__Record excerpts__:
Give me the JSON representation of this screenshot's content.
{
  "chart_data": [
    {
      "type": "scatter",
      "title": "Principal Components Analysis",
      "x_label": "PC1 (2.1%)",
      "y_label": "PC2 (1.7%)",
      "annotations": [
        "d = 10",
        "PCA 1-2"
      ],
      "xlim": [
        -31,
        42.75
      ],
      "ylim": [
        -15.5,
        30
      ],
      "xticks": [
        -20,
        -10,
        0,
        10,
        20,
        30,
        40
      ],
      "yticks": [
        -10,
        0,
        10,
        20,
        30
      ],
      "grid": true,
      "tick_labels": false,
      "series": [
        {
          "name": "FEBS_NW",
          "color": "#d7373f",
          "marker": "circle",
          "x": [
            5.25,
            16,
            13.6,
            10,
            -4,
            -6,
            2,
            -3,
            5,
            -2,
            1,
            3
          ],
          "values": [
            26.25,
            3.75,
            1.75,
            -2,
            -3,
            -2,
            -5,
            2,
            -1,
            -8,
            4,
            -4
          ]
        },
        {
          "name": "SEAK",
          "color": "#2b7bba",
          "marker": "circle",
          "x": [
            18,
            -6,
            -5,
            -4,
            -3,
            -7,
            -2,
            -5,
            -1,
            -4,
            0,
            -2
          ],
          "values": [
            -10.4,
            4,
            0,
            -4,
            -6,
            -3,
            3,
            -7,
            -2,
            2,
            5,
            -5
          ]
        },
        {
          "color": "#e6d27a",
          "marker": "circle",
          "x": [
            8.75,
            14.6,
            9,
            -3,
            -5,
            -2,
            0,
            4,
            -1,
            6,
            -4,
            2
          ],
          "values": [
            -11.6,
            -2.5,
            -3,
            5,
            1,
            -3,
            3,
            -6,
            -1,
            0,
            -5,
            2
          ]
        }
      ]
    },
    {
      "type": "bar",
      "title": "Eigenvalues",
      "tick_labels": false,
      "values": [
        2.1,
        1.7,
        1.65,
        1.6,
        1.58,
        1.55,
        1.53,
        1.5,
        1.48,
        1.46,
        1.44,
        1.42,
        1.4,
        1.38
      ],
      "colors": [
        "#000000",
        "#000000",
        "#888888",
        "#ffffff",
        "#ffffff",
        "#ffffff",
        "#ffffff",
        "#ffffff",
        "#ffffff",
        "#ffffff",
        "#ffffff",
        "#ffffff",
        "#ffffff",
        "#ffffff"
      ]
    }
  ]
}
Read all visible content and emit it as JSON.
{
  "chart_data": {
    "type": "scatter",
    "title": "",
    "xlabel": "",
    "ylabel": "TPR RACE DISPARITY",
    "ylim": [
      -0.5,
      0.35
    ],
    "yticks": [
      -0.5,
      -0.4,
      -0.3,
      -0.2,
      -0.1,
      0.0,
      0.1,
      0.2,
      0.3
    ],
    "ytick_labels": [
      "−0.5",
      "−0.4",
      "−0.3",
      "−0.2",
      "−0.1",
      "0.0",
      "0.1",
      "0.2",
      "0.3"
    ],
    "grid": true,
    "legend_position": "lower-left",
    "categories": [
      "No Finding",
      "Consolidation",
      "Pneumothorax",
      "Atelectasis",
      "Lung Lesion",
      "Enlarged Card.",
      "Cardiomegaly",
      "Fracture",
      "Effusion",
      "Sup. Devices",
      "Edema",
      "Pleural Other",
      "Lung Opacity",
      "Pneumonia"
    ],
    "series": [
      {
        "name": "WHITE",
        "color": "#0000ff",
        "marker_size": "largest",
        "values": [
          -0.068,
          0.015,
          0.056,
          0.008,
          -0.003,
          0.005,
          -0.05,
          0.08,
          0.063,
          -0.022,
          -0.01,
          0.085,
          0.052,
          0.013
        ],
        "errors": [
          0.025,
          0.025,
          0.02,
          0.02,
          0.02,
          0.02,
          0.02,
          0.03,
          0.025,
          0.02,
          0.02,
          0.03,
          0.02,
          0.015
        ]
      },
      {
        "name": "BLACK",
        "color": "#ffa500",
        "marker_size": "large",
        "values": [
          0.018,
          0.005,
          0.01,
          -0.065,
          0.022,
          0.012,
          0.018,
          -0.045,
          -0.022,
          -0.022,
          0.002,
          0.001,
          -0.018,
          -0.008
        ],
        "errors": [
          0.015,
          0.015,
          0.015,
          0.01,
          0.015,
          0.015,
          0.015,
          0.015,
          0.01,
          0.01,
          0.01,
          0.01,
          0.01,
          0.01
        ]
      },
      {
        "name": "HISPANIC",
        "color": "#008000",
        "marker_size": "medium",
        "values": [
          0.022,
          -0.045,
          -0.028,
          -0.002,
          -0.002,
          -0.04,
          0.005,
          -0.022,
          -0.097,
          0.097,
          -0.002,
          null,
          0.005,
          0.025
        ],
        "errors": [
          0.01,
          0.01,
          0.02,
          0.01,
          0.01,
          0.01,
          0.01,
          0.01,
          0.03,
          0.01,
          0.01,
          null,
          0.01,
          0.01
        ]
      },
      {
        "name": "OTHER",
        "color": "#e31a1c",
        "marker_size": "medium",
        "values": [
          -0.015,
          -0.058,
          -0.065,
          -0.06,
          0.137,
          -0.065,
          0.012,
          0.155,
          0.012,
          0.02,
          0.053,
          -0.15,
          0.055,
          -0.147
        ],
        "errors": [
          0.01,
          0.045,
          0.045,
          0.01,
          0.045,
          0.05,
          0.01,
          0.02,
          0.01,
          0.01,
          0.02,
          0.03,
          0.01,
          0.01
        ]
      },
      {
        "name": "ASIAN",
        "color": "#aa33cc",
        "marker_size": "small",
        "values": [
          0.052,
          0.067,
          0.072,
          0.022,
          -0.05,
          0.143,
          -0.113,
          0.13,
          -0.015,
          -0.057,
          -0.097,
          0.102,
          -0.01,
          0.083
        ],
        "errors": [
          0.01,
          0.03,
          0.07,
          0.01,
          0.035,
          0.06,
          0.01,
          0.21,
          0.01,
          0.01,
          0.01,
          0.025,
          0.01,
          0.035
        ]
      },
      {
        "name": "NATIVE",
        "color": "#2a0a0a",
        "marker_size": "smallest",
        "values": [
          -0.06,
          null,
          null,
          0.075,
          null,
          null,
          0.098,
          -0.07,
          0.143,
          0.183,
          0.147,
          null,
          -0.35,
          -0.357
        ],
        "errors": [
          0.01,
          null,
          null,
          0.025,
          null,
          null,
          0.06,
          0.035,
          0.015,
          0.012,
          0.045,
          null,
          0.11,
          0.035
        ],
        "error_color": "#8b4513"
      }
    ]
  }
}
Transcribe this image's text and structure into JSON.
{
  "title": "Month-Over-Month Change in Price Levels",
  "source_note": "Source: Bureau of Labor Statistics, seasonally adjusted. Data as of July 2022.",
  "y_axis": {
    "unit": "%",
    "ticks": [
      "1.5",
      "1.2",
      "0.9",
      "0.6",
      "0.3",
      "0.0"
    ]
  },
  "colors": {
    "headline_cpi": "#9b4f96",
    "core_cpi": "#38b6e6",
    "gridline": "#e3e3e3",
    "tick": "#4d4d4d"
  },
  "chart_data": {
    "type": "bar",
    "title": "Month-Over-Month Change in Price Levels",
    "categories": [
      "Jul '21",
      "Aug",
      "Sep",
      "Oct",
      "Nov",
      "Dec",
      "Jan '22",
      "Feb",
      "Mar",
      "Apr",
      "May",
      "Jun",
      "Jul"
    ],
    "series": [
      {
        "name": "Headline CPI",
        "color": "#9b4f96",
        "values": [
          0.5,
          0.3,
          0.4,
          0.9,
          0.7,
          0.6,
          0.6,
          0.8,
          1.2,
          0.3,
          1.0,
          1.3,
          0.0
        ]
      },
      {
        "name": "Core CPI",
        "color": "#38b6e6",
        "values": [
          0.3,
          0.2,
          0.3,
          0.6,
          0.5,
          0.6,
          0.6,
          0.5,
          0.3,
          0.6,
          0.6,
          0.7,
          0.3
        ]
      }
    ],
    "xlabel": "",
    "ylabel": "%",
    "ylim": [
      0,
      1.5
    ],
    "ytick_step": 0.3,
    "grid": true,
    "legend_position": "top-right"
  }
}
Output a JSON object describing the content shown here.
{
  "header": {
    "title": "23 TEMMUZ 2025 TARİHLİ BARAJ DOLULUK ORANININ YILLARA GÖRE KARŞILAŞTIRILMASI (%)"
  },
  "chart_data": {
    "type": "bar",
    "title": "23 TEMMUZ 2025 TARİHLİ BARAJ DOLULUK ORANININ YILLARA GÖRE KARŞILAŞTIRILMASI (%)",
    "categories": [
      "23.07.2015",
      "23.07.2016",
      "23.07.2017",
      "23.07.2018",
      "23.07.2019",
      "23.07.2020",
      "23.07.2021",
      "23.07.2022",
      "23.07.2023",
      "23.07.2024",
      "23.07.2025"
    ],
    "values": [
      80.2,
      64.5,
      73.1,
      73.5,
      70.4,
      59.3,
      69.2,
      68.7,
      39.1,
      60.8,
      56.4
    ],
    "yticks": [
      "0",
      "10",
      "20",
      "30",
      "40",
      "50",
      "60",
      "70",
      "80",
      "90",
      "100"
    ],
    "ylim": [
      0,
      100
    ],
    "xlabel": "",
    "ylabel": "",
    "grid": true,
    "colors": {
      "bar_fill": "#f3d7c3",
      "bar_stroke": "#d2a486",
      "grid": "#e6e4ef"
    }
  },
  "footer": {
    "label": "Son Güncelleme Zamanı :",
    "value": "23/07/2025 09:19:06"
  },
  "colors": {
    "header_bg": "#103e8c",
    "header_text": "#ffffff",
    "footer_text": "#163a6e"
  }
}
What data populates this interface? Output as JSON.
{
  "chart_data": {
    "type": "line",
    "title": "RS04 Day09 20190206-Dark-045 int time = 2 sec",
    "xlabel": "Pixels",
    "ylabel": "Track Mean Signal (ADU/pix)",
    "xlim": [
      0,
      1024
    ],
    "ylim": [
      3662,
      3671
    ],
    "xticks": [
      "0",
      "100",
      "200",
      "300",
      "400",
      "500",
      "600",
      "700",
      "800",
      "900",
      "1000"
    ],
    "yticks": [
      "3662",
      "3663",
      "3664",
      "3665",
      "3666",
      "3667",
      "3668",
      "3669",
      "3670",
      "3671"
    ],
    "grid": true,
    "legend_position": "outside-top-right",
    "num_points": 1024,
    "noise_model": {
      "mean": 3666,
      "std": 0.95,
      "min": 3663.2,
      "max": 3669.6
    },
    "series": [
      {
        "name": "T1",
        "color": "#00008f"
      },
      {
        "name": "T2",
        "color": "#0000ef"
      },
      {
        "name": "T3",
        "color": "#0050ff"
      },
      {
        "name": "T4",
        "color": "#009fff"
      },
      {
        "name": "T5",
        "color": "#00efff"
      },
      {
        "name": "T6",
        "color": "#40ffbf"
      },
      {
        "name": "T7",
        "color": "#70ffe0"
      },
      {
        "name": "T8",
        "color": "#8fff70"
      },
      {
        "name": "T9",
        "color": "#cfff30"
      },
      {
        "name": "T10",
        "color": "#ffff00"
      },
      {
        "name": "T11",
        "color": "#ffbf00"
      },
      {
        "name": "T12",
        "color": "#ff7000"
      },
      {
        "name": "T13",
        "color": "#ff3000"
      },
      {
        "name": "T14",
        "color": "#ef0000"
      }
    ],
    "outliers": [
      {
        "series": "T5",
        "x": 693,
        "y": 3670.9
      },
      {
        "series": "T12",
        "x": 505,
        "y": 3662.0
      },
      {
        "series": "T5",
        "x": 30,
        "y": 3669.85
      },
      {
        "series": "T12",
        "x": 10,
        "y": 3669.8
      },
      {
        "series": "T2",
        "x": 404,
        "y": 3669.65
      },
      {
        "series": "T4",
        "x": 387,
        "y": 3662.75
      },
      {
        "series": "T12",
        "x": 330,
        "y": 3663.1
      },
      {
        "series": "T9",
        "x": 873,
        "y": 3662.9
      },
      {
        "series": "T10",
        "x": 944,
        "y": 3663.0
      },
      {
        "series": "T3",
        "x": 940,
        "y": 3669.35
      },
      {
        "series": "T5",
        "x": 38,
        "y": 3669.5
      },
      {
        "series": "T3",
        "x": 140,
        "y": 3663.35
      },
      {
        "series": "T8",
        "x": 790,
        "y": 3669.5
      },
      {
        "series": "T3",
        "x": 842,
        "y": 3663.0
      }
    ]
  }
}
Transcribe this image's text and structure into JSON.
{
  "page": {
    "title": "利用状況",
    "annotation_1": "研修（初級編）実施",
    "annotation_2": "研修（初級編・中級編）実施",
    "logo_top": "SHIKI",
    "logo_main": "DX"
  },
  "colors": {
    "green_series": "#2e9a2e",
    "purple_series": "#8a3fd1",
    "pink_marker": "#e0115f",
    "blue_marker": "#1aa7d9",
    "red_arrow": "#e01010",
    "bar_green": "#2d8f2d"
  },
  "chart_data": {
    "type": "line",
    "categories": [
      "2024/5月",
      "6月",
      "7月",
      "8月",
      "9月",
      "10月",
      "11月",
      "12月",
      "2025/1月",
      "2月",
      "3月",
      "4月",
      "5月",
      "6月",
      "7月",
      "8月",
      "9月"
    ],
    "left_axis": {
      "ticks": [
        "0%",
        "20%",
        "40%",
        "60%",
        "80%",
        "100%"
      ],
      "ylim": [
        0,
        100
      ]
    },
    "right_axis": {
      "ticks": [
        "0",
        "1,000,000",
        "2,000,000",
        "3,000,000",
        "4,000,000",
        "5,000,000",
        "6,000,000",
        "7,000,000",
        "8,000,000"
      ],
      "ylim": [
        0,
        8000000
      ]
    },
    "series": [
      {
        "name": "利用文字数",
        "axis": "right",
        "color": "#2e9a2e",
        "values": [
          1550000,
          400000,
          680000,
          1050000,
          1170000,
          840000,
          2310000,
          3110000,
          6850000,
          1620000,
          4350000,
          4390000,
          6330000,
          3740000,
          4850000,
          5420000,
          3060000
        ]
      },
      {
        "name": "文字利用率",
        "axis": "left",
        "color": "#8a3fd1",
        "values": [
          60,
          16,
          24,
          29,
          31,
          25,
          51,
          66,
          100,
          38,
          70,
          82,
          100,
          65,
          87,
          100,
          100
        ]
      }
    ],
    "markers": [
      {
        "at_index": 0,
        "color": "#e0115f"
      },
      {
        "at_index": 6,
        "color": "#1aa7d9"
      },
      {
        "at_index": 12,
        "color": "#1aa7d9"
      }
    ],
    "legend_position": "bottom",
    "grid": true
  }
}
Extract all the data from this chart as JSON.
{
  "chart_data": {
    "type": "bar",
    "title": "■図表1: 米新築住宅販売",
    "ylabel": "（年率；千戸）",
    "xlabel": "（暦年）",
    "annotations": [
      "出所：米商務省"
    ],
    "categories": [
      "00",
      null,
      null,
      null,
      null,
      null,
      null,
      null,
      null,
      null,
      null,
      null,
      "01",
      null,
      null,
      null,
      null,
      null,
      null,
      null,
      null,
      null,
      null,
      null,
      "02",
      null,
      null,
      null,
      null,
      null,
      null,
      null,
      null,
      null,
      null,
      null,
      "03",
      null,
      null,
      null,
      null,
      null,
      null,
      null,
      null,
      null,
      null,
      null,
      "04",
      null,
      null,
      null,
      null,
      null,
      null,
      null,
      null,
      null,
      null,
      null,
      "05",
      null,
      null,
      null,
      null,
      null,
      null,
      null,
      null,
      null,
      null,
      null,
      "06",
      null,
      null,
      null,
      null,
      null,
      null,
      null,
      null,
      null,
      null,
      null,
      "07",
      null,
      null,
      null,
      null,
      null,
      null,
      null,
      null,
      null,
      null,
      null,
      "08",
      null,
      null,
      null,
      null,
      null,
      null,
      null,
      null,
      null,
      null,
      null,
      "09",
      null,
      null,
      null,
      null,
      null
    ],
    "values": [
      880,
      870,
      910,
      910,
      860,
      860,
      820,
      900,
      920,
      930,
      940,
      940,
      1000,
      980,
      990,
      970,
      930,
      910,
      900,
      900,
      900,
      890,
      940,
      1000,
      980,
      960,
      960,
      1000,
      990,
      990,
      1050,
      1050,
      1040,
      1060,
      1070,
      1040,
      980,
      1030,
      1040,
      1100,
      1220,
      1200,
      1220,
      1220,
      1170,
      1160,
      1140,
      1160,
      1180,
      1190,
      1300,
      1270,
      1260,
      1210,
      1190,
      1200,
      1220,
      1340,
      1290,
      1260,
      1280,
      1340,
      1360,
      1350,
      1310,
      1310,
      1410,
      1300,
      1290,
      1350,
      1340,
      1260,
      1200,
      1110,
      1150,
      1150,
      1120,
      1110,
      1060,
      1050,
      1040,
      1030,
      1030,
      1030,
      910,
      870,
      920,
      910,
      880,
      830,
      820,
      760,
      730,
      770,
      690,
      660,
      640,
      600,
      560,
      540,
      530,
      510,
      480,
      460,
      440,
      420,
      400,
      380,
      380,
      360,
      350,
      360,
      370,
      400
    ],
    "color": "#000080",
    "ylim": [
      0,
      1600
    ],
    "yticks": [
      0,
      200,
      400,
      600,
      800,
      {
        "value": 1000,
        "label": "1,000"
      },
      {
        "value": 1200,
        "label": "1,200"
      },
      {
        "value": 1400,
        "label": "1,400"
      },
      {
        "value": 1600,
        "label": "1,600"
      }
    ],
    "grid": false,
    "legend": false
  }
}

__What the task asks__:
Search the preceding listing for the word "Price" and pull out every line that holds it.

__Solution for this task__:
  "title": "Month-Over-Month Change in Price Levels",
    "title": "Month-Over-Month Change in Price Levels",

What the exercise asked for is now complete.